§ **Directions for this task**: Across the listing below, how many lines hold "text"? Reply with the number by itself.
○ ○ ○ ○ ○ ○ ○
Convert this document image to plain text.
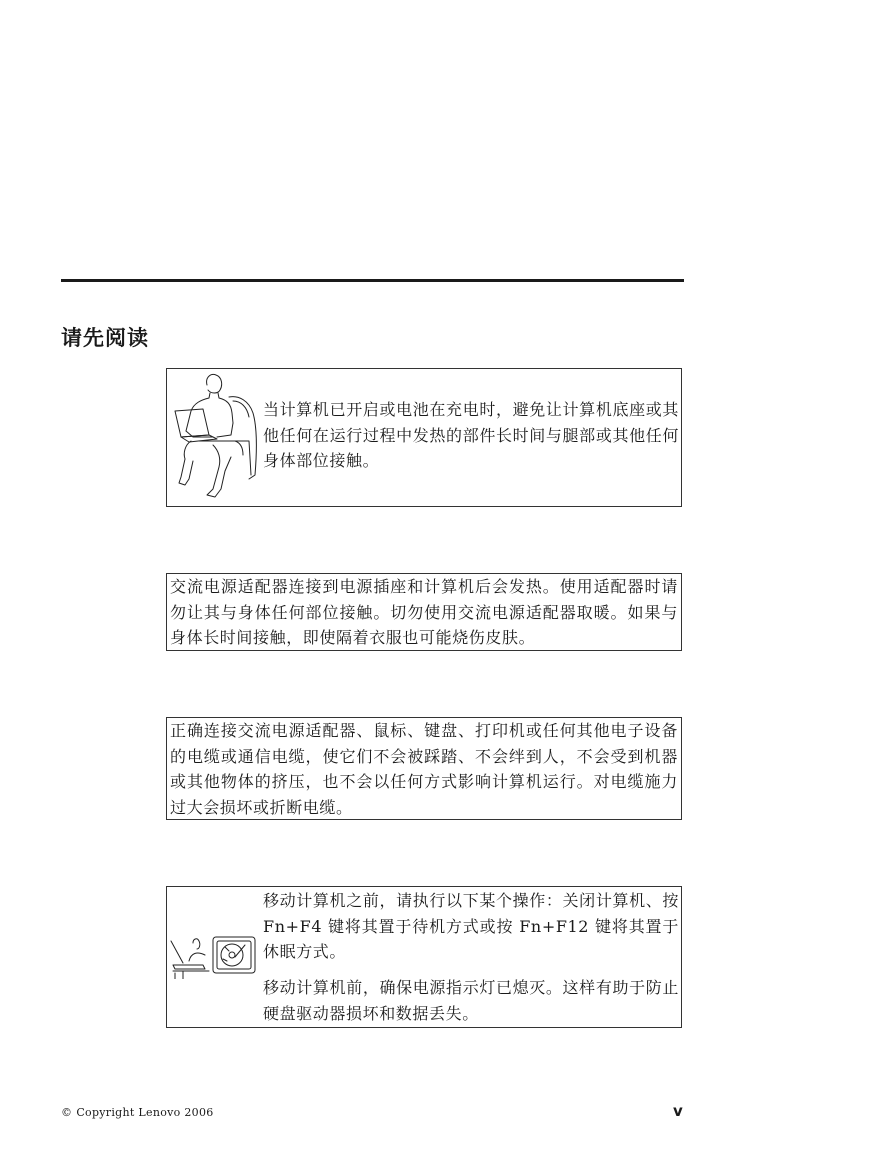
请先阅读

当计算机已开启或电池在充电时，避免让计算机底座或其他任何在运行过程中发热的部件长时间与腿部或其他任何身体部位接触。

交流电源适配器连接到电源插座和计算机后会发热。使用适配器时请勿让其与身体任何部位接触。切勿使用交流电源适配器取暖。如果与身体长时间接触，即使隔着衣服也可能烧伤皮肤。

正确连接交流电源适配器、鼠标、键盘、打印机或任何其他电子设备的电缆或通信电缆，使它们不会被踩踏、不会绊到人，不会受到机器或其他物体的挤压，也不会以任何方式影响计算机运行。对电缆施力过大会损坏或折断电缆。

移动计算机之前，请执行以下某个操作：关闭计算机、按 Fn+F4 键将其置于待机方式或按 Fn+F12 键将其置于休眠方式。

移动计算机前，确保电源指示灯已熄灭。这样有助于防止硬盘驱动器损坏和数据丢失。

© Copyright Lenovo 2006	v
○ ○ ○ ○ ○ ○ ○
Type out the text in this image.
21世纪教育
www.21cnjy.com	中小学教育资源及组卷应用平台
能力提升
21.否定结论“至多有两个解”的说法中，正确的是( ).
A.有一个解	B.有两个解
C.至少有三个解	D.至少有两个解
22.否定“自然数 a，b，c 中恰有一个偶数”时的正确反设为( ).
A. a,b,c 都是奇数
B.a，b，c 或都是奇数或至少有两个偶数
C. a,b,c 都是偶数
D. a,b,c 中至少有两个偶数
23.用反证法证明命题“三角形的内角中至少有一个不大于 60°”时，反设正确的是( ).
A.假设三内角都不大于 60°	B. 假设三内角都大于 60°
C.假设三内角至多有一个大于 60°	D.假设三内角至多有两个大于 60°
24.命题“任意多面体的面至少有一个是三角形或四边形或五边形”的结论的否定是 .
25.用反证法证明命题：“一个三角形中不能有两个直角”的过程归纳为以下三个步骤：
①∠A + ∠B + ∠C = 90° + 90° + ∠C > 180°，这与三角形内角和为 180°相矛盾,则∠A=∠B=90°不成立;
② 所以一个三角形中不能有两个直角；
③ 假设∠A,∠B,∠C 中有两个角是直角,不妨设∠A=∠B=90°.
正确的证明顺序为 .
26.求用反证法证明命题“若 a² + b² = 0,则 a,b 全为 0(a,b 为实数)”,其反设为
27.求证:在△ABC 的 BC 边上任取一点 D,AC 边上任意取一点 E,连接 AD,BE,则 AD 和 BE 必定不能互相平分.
○ ○ ○ ○ ○ ○ ○
§ **Written response**: 2